Look through the data and write out every line with the word "Mass" in it.

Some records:
::::::

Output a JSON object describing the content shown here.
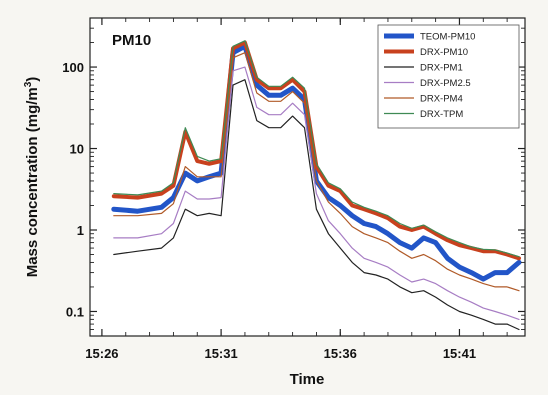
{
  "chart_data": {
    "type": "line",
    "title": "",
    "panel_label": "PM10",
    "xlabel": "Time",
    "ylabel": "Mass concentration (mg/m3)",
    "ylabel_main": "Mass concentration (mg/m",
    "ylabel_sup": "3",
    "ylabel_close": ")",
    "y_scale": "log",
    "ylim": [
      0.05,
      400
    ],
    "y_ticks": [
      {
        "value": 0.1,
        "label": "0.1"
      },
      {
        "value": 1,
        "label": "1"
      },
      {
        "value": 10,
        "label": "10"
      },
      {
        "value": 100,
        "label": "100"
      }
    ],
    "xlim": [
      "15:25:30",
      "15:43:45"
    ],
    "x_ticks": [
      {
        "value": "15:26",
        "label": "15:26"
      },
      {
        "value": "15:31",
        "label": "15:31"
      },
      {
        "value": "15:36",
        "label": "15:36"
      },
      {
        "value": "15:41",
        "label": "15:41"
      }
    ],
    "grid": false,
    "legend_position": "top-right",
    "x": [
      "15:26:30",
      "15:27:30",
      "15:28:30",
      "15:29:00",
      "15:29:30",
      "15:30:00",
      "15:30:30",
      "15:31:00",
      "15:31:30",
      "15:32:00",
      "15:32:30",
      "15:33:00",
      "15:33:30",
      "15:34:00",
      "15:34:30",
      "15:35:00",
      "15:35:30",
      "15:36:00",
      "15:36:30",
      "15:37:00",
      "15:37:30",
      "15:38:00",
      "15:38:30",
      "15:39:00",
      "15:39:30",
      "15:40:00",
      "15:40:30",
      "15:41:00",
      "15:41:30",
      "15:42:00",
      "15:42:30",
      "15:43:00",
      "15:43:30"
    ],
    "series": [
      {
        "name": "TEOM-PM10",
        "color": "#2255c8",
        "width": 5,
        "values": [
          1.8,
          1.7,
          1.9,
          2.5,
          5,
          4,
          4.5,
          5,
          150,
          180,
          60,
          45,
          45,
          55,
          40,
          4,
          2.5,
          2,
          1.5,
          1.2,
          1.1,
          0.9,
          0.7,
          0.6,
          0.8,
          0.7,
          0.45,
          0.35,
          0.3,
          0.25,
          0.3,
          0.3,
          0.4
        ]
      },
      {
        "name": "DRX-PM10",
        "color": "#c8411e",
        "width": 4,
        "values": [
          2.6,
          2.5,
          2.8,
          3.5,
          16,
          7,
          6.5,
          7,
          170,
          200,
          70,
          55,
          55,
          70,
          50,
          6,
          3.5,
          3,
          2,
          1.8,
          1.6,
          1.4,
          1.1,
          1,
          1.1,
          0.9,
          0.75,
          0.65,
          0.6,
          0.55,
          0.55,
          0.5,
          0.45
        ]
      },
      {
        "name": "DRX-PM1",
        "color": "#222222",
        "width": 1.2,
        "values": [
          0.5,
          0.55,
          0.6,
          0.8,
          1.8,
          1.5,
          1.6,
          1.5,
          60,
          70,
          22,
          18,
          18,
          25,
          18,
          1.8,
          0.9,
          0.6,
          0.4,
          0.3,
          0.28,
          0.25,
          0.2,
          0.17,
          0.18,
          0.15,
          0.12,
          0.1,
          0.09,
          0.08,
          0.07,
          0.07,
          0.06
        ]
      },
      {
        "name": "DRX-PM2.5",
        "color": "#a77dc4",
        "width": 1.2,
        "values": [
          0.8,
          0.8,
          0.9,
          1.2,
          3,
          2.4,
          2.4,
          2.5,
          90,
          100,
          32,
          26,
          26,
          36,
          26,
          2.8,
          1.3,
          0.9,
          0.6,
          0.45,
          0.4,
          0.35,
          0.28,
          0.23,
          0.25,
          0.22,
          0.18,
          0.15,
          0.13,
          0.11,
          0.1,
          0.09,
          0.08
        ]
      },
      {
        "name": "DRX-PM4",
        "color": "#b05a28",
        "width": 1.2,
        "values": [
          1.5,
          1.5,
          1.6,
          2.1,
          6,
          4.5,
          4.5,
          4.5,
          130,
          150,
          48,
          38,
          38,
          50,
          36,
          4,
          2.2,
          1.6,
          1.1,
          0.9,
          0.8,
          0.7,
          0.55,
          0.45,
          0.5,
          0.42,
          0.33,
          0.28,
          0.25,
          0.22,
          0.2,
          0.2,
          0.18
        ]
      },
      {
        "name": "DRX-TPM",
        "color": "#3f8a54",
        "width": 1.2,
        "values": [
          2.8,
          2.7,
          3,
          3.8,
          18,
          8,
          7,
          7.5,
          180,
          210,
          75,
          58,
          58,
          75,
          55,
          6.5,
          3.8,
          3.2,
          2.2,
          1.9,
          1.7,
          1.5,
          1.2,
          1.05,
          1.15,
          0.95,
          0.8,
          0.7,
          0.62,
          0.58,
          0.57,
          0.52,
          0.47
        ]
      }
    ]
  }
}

::::::

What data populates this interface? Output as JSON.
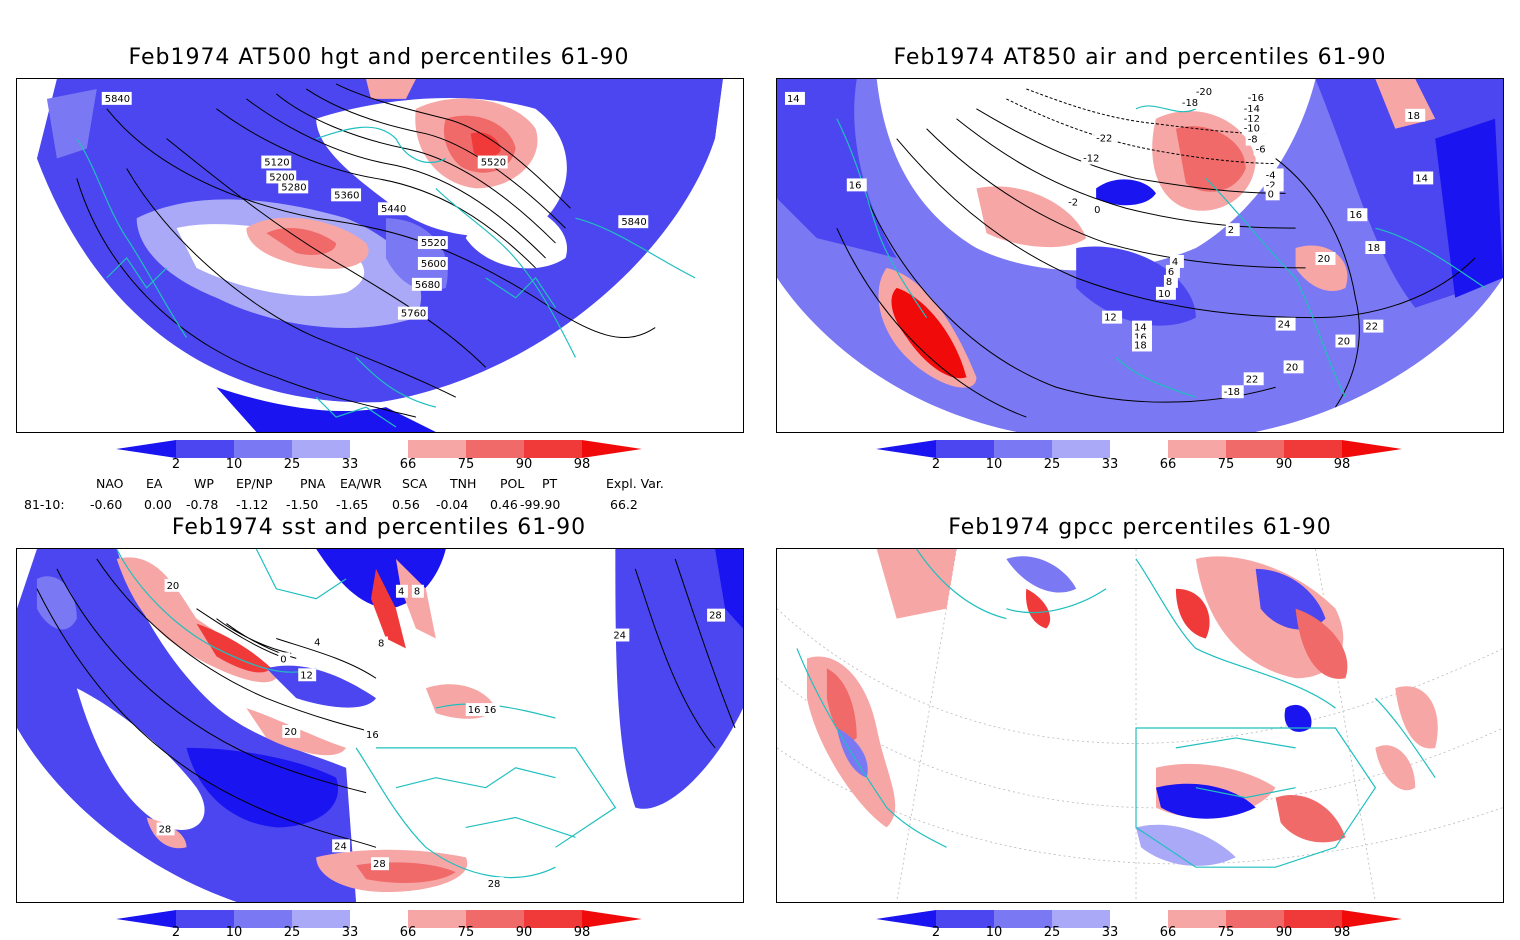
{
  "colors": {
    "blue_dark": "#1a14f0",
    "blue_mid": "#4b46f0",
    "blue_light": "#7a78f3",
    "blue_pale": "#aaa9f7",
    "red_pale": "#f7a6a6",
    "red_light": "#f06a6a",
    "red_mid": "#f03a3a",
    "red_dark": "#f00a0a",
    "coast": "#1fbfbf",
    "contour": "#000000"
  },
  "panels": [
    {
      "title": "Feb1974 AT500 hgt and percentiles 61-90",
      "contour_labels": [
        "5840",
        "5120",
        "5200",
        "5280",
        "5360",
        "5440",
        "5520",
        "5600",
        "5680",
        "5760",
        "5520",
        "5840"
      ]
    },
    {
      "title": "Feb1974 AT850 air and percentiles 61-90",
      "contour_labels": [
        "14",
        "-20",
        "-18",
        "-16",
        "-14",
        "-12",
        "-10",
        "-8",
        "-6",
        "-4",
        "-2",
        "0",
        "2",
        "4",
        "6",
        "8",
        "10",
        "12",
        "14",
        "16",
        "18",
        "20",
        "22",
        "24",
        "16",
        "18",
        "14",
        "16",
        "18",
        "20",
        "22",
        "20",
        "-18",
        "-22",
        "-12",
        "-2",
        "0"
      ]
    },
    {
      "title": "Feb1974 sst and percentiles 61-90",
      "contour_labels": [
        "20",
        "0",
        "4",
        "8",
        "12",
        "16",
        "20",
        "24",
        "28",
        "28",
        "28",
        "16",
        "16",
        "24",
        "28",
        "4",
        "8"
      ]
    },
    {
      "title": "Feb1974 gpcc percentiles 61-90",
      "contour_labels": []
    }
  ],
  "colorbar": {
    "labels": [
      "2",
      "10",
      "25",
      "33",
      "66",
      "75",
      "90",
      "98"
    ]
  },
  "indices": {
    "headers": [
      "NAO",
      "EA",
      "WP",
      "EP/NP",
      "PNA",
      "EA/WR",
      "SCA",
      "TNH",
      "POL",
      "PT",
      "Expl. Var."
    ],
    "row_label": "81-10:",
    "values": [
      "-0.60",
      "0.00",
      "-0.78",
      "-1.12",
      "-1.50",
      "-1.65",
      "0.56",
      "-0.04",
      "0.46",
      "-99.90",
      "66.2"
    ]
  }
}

::::::

**Response to the exercise:**
    "ylabel": "Mass concentration (mg/m3)",
    "ylabel_main": "Mass concentration (mg/m",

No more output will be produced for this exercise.